## [TASK BRIEF]
Can you quote the records below in full, word for word?

## [INFORMATION PROVIDED]
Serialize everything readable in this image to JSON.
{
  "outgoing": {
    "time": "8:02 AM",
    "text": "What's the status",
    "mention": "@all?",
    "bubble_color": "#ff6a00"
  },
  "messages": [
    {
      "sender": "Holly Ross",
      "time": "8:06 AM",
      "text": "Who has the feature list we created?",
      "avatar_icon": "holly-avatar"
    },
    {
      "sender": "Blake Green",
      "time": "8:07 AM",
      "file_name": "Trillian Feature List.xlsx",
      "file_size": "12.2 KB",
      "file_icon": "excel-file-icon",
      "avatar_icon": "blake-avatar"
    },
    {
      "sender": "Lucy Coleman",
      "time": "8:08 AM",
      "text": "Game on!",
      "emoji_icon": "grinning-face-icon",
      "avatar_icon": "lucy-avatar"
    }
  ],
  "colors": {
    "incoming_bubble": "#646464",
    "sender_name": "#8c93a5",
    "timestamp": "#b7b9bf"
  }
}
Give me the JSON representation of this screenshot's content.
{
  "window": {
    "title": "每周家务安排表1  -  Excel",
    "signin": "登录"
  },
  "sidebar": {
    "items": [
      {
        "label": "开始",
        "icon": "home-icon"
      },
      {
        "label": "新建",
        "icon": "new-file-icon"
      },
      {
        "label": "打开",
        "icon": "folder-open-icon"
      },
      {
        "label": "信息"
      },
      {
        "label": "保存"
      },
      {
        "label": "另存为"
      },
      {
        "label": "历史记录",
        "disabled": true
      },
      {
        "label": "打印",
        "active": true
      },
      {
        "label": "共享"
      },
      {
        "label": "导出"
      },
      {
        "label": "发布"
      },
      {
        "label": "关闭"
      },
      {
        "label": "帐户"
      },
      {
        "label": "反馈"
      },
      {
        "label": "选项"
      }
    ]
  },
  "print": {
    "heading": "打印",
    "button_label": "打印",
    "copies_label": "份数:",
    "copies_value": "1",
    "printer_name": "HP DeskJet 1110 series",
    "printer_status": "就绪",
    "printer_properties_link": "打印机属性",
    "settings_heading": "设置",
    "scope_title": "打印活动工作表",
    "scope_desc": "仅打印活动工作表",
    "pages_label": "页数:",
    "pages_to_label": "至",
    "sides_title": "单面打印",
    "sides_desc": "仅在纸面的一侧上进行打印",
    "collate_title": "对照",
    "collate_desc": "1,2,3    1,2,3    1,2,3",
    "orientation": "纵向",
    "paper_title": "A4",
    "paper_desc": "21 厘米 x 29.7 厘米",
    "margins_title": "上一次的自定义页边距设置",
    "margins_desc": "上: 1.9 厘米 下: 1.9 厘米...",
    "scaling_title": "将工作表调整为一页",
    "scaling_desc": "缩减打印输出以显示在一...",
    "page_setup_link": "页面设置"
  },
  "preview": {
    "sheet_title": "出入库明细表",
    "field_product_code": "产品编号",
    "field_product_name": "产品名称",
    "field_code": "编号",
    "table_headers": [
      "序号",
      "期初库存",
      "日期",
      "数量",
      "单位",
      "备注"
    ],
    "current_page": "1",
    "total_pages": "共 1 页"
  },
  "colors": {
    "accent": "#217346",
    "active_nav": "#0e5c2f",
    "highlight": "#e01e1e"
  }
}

## [THE ANSWER]
Serialize everything readable in this image to JSON.
{
  "outgoing": {
    "time": "8:02 AM",
    "text": "What's the status",
    "mention": "@all?",
    "bubble_color": "#ff6a00"
  },
  "messages": [
    {
      "sender": "Holly Ross",
      "time": "8:06 AM",
      "text": "Who has the feature list we created?",
      "avatar_icon": "holly-avatar"
    },
    {
      "sender": "Blake Green",
      "time": "8:07 AM",
      "file_name": "Trillian Feature List.xlsx",
      "file_size": "12.2 KB",
      "file_icon": "excel-file-icon",
      "avatar_icon": "blake-avatar"
    },
    {
      "sender": "Lucy Coleman",
      "time": "8:08 AM",
      "text": "Game on!",
      "emoji_icon": "grinning-face-icon",
      "avatar_icon": "lucy-avatar"
    }
  ],
  "colors": {
    "incoming_bubble": "#646464",
    "sender_name": "#8c93a5",
    "timestamp": "#b7b9bf"
  }
}
Give me the JSON representation of this screenshot's content.
{
  "window": {
    "title": "每周家务安排表1  -  Excel",
    "signin": "登录"
  },
  "sidebar": {
    "items": [
      {
        "label": "开始",
        "icon": "home-icon"
      },
      {
        "label": "新建",
        "icon": "new-file-icon"
      },
      {
        "label": "打开",
        "icon": "folder-open-icon"
      },
      {
        "label": "信息"
      },
      {
        "label": "保存"
      },
      {
        "label": "另存为"
      },
      {
        "label": "历史记录",
        "disabled": true
      },
      {
        "label": "打印",
        "active": true
      },
      {
        "label": "共享"
      },
      {
        "label": "导出"
      },
      {
        "label": "发布"
      },
      {
        "label": "关闭"
      },
      {
        "label": "帐户"
      },
      {
        "label": "反馈"
      },
      {
        "label": "选项"
      }
    ]
  },
  "print": {
    "heading": "打印",
    "button_label": "打印",
    "copies_label": "份数:",
    "copies_value": "1",
    "printer_name": "HP DeskJet 1110 series",
    "printer_status": "就绪",
    "printer_properties_link": "打印机属性",
    "settings_heading": "设置",
    "scope_title": "打印活动工作表",
    "scope_desc": "仅打印活动工作表",
    "pages_label": "页数:",
    "pages_to_label": "至",
    "sides_title": "单面打印",
    "sides_desc": "仅在纸面的一侧上进行打印",
    "collate_title": "对照",
    "collate_desc": "1,2,3    1,2,3    1,2,3",
    "orientation": "纵向",
    "paper_title": "A4",
    "paper_desc": "21 厘米 x 29.7 厘米",
    "margins_title": "上一次的自定义页边距设置",
    "margins_desc": "上: 1.9 厘米 下: 1.9 厘米...",
    "scaling_title": "将工作表调整为一页",
    "scaling_desc": "缩减打印输出以显示在一...",
    "page_setup_link": "页面设置"
  },
  "preview": {
    "sheet_title": "出入库明细表",
    "field_product_code": "产品编号",
    "field_product_name": "产品名称",
    "field_code": "编号",
    "table_headers": [
      "序号",
      "期初库存",
      "日期",
      "数量",
      "单位",
      "备注"
    ],
    "current_page": "1",
    "total_pages": "共 1 页"
  },
  "colors": {
    "accent": "#217346",
    "active_nav": "#0e5c2f",
    "highlight": "#e01e1e"
  }
}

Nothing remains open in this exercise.